## Exercise aim
Reproduce, character for character, the part of the records that opens with the line containing "sort-icon[interactable] <box>677 522" and closes with the line containing "progress-label: 实验进度 <box>690 12 743 30</box>", both of those lines included.

**** Dataset records

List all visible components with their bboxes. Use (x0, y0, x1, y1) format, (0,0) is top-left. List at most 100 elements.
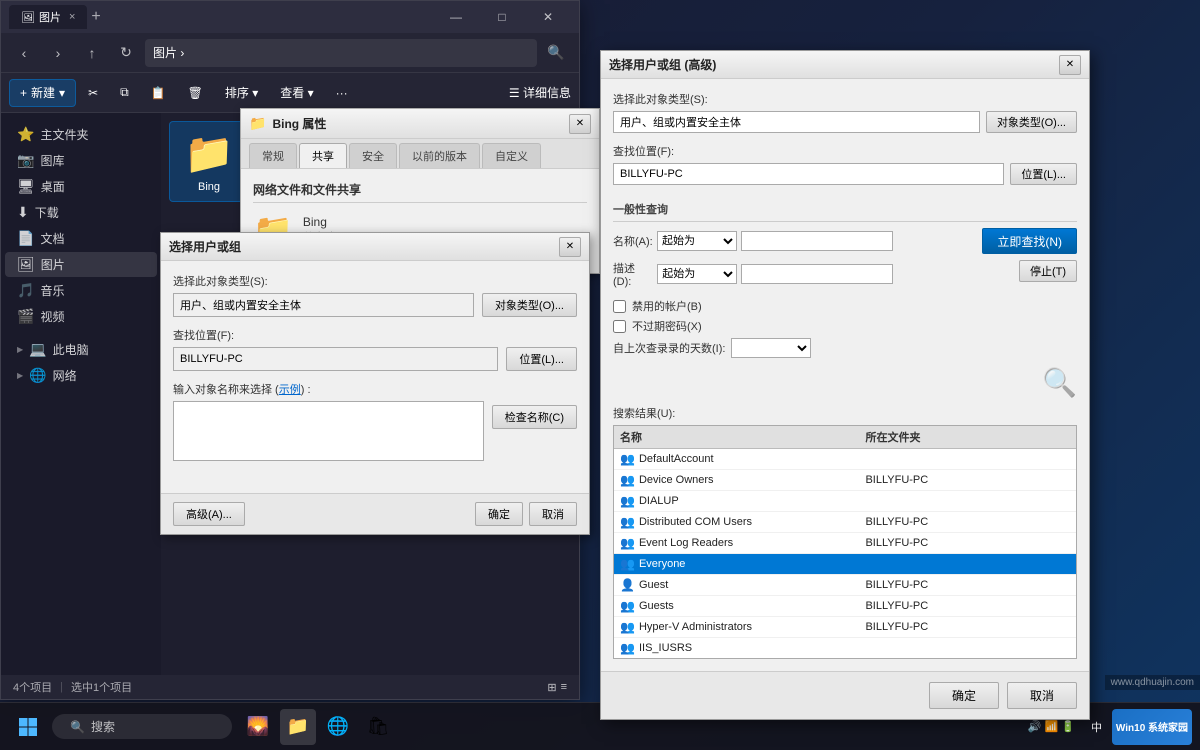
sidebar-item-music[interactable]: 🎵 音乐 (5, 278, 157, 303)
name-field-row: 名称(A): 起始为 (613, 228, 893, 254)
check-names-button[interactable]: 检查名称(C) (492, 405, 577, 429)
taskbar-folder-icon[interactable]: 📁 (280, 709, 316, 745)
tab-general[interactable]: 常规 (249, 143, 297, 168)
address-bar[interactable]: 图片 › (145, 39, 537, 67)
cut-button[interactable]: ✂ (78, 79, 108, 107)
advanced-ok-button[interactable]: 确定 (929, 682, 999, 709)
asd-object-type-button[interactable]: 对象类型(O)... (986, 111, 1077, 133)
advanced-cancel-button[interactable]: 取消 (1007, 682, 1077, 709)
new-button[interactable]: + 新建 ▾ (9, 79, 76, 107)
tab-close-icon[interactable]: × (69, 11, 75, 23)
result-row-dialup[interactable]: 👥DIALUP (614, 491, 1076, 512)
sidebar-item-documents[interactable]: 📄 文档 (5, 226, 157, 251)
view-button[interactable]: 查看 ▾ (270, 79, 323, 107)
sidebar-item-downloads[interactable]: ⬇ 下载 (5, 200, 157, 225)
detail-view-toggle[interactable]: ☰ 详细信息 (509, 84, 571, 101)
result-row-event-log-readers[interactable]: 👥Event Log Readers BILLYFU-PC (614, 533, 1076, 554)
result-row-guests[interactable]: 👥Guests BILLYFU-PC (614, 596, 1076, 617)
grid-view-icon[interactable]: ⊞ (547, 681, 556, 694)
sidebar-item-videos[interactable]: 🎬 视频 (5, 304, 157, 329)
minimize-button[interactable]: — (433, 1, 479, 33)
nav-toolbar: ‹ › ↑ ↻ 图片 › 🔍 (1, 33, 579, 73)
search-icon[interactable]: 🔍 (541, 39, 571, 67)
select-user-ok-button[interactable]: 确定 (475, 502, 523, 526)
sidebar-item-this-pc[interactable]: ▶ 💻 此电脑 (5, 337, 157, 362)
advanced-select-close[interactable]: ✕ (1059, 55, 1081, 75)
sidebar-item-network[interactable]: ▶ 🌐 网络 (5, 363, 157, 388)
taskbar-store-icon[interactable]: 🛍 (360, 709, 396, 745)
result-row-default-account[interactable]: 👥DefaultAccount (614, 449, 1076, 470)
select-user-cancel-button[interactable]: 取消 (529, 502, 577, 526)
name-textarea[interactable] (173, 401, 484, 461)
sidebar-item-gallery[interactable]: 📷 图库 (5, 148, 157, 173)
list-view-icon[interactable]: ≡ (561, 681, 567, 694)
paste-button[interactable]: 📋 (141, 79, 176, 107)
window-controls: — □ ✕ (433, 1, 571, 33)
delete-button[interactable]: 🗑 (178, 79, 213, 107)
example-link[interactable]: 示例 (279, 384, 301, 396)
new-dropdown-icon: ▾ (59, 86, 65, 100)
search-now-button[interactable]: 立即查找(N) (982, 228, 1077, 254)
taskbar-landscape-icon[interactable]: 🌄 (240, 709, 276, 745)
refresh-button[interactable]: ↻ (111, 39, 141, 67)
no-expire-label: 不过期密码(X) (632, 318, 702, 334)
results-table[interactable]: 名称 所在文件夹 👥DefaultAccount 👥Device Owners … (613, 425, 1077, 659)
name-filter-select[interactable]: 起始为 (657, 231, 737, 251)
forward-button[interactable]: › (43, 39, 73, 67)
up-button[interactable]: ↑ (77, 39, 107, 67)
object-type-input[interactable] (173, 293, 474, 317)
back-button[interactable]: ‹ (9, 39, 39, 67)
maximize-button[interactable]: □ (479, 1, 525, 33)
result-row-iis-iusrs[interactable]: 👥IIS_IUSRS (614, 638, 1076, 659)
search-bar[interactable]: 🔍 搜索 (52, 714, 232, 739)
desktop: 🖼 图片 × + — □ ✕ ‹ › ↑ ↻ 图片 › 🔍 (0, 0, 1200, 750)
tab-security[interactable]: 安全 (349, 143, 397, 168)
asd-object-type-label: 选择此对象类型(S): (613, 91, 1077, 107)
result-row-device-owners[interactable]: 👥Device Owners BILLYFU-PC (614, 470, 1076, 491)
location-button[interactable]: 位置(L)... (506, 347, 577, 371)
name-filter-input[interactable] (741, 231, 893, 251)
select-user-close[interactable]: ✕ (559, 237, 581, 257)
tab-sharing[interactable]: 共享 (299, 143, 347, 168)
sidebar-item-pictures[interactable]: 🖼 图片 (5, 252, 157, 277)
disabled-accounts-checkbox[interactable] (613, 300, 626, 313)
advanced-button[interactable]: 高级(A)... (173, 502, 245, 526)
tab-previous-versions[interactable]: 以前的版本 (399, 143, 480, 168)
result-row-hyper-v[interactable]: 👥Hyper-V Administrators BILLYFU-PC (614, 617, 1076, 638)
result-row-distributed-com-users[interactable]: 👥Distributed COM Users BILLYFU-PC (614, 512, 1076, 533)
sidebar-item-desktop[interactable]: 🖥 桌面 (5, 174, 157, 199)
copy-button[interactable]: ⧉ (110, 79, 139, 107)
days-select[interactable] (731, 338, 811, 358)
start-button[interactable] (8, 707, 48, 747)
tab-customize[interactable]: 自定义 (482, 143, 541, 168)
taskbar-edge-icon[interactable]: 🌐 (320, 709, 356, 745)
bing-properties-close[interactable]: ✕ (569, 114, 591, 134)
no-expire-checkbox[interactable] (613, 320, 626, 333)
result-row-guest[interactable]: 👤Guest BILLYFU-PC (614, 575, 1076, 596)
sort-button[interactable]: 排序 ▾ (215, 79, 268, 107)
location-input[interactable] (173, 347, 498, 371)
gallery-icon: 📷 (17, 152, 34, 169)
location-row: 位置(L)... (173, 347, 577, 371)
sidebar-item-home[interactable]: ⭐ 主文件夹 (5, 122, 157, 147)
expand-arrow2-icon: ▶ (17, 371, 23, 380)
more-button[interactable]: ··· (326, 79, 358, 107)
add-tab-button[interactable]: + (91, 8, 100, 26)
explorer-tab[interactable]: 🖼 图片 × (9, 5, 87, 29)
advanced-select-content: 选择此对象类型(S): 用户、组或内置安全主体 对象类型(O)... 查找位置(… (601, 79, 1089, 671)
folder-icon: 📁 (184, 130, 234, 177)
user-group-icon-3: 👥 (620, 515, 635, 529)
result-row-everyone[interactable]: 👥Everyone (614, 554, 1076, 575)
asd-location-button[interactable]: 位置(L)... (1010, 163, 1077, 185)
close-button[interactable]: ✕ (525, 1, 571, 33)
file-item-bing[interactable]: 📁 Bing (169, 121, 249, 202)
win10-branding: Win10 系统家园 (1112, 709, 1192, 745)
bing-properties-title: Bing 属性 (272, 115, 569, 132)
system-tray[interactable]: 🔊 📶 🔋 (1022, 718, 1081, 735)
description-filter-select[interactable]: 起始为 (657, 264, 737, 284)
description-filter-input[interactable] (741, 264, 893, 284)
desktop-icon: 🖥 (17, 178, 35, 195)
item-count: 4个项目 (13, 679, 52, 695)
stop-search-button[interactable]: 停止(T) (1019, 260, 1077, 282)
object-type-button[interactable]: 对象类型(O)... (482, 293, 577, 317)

********
**** Dataset records

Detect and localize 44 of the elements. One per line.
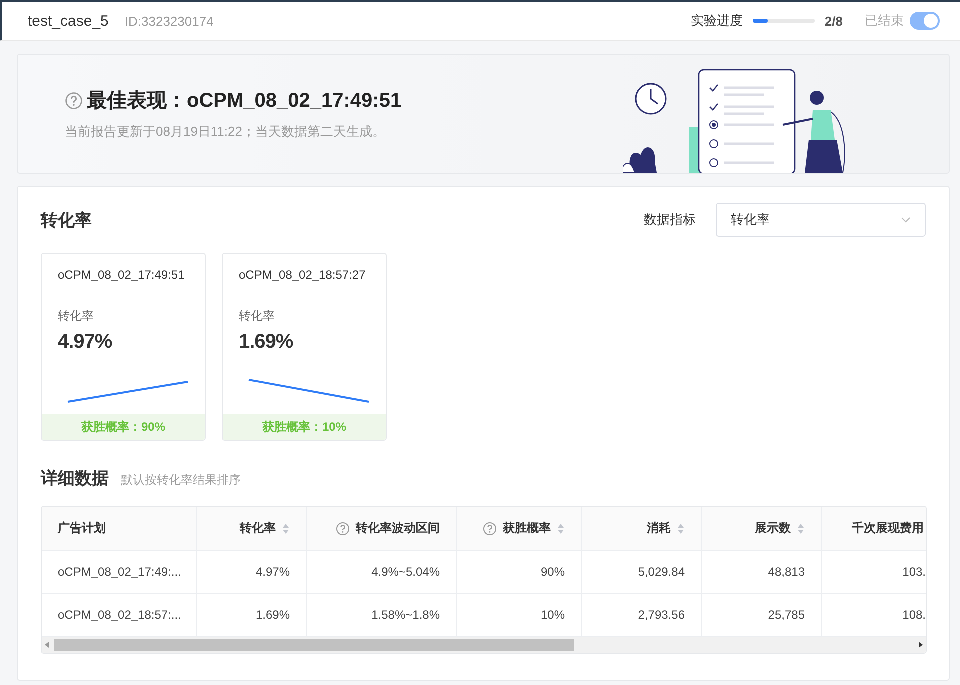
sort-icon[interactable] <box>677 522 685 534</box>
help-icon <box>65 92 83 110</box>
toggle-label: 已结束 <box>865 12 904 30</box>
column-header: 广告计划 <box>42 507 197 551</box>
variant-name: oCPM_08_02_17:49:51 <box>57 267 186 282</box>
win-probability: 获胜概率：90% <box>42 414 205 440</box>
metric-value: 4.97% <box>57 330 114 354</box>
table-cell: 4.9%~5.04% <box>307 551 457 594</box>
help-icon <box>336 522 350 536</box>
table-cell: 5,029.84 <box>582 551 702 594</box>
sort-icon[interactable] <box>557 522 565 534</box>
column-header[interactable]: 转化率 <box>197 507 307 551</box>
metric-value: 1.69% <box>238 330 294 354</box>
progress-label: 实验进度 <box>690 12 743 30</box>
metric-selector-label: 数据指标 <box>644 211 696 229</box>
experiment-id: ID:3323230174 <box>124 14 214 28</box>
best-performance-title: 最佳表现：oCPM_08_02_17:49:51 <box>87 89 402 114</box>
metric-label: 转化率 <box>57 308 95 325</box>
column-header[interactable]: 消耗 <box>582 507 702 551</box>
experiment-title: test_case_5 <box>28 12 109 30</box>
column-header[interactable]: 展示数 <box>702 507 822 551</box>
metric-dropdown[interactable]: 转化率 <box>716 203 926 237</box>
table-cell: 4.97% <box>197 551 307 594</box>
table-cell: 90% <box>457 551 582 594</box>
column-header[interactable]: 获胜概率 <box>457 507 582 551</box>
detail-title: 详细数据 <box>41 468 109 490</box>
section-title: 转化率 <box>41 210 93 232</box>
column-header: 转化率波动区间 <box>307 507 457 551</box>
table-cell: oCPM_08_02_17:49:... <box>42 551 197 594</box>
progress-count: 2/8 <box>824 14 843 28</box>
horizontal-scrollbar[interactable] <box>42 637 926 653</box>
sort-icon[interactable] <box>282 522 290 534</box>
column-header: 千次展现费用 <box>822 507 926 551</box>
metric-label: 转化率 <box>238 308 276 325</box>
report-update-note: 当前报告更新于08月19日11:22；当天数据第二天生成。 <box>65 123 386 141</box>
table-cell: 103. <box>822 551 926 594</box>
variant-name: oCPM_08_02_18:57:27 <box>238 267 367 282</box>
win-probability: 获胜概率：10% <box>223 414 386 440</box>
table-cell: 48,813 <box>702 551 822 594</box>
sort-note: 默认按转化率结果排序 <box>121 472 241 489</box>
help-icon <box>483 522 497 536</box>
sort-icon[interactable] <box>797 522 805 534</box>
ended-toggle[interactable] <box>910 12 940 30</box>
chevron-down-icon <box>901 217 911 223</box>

********

## Result below
sort-icon[interactable] <box>677 522 685 534</box>
help-icon <box>65 92 83 110</box>
toggle-label: 已结束 <box>865 12 904 30</box>
column-header: 广告计划 <box>42 507 197 551</box>
variant-name: oCPM_08_02_17:49:51 <box>57 267 186 282</box>
win-probability: 获胜概率：90% <box>42 414 205 440</box>
metric-value: 4.97% <box>57 330 114 354</box>
table-cell: 4.9%~5.04% <box>307 551 457 594</box>
help-icon <box>336 522 350 536</box>
table-cell: 5,029.84 <box>582 551 702 594</box>
sort-icon[interactable] <box>557 522 565 534</box>
column-header[interactable]: 转化率 <box>197 507 307 551</box>
metric-value: 1.69% <box>238 330 294 354</box>
progress-label: 实验进度 <box>690 12 743 30</box>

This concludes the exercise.